• Stated task
Copy each line exactly. Leave nothing out.

• Records shown
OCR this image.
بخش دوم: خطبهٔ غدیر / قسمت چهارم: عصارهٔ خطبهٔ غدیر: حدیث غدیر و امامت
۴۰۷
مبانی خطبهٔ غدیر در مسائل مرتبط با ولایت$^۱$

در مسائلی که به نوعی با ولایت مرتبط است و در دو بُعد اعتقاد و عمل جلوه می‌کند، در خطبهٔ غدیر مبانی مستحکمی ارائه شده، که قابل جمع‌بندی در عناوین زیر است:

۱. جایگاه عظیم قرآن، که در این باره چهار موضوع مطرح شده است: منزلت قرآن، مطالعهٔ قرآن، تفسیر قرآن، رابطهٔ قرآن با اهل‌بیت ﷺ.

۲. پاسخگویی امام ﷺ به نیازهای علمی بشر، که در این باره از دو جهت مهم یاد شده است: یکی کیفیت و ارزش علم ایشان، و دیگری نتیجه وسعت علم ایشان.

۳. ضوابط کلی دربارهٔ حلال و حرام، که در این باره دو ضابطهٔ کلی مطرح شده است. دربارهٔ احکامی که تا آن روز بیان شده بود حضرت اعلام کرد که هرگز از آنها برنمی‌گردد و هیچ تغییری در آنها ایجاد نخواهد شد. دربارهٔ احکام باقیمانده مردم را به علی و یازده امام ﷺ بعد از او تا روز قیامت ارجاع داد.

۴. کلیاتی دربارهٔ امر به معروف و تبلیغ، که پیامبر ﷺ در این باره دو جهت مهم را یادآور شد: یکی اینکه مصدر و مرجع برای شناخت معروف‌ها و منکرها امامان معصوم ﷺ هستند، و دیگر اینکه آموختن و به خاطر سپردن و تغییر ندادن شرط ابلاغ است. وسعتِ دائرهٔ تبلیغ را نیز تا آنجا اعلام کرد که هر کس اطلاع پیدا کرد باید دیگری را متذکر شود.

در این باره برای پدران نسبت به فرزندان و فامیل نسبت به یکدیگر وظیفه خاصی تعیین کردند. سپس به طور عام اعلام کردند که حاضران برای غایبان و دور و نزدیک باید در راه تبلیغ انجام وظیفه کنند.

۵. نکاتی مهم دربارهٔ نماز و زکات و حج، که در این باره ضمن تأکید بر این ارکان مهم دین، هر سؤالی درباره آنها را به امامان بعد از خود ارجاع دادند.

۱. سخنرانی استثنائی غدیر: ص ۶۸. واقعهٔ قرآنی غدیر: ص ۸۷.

• Written reply
OCR this image.
بخش دوم: خطبهٔ غدیر / قسمت چهارم: عصارهٔ خطبهٔ غدیر: حدیث غدیر و امامت
۴۰۷
مبانی خطبهٔ غدیر در مسائل مرتبط با ولایت$^۱$

در مسائلی که به نوعی با ولایت مرتبط است و در دو بُعد اعتقاد و عمل جلوه می‌کند، در خطبهٔ غدیر مبانی مستحکمی ارائه شده، که قابل جمع‌بندی در عناوین زیر است:

۱. جایگاه عظیم قرآن، که در این باره چهار موضوع مطرح شده است: منزلت قرآن، مطالعهٔ قرآن، تفسیر قرآن، رابطهٔ قرآن با اهل‌بیت ﷺ.

۲. پاسخگویی امام ﷺ به نیازهای علمی بشر، که در این باره از دو جهت مهم یاد شده است: یکی کیفیت و ارزش علم ایشان، و دیگری نتیجه وسعت علم ایشان.

۳. ضوابط کلی دربارهٔ حلال و حرام، که در این باره دو ضابطهٔ کلی مطرح شده است. دربارهٔ احکامی که تا آن روز بیان شده بود حضرت اعلام کرد که هرگز از آنها برنمی‌گردد و هیچ تغییری در آنها ایجاد نخواهد شد. دربارهٔ احکام باقیمانده مردم را به علی و یازده امام ﷺ بعد از او تا روز قیامت ارجاع داد.

۴. کلیاتی دربارهٔ امر به معروف و تبلیغ، که پیامبر ﷺ در این باره دو جهت مهم را یادآور شد: یکی اینکه مصدر و مرجع برای شناخت معروف‌ها و منکرها امامان معصوم ﷺ هستند، و دیگر اینکه آموختن و به خاطر سپردن و تغییر ندادن شرط ابلاغ است. وسعتِ دائرهٔ تبلیغ را نیز تا آنجا اعلام کرد که هر کس اطلاع پیدا کرد باید دیگری را متذکر شود.

در این باره برای پدران نسبت به فرزندان و فامیل نسبت به یکدیگر وظیفه خاصی تعیین کردند. سپس به طور عام اعلام کردند که حاضران برای غایبان و دور و نزدیک باید در راه تبلیغ انجام وظیفه کنند.

۵. نکاتی مهم دربارهٔ نماز و زکات و حج، که در این باره ضمن تأکید بر این ارکان مهم دین، هر سؤالی درباره آنها را به امامان بعد از خود ارجاع دادند.

۱. سخنرانی استثنائی غدیر: ص ۶۸. واقعهٔ قرآنی غدیر: ص ۸۷.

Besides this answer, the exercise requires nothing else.